━━━━━ DATASET

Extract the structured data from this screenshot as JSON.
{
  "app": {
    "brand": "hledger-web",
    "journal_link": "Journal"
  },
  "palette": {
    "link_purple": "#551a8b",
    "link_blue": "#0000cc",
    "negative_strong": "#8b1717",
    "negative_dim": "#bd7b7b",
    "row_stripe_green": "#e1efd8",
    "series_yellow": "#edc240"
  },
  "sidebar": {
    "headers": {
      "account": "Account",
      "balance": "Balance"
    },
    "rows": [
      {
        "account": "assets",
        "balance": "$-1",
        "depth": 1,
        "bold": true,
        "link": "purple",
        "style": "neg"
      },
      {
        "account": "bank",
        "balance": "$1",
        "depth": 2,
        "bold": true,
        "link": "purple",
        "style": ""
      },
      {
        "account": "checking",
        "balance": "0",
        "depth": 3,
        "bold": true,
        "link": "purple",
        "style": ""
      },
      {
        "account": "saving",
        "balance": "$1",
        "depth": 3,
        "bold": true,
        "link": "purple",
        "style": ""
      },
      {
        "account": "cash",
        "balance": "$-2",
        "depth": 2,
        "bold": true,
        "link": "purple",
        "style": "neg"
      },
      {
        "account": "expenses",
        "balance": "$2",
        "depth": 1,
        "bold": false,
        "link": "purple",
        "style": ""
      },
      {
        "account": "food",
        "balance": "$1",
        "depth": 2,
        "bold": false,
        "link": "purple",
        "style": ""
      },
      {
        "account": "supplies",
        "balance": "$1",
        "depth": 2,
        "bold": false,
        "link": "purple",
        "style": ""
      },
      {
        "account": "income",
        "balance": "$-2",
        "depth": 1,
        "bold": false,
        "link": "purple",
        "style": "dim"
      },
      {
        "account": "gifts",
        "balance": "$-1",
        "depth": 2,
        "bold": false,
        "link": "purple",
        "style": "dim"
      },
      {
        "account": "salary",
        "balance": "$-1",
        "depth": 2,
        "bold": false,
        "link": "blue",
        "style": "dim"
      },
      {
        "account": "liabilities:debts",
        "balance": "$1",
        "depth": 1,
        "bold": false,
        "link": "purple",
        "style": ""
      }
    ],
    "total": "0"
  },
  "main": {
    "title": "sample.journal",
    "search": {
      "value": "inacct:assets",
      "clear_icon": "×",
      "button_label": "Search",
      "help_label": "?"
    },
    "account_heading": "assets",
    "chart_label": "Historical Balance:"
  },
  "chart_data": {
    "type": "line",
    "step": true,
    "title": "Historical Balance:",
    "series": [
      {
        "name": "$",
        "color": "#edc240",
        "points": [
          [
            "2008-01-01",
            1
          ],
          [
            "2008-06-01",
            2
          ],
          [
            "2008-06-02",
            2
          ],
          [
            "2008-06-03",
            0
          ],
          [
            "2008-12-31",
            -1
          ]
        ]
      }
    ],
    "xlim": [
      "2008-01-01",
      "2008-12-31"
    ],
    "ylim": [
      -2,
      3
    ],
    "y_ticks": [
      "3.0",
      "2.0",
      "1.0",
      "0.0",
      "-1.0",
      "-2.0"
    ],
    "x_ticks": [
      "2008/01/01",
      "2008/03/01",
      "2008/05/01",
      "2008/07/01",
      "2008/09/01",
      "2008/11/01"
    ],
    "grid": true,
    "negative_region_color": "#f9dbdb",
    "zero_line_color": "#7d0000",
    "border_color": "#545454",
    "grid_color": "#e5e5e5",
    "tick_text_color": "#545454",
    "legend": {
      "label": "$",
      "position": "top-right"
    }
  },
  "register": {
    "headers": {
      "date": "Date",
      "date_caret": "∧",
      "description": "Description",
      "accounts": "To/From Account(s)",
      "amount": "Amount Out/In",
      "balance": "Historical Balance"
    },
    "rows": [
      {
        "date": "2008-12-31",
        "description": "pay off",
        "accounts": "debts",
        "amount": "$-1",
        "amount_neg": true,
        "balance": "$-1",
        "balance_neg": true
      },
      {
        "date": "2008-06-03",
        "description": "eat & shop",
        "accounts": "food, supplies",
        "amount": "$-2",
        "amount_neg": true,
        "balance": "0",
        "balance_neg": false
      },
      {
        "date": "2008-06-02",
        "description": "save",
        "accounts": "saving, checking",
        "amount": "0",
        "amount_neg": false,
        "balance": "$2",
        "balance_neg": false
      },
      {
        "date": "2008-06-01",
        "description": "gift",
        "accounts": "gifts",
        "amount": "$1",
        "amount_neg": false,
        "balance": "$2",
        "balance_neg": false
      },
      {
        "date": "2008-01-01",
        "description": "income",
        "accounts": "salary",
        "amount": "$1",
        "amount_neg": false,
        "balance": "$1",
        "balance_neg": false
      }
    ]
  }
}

━━━━━━━━━━

INSTRUCTIONS TO FOLLOW:
Copy every line above in which the string "title" shows up.

SOLVED EXERCISE:
    "title": "sample.journal",
    "title": "Historical Balance:",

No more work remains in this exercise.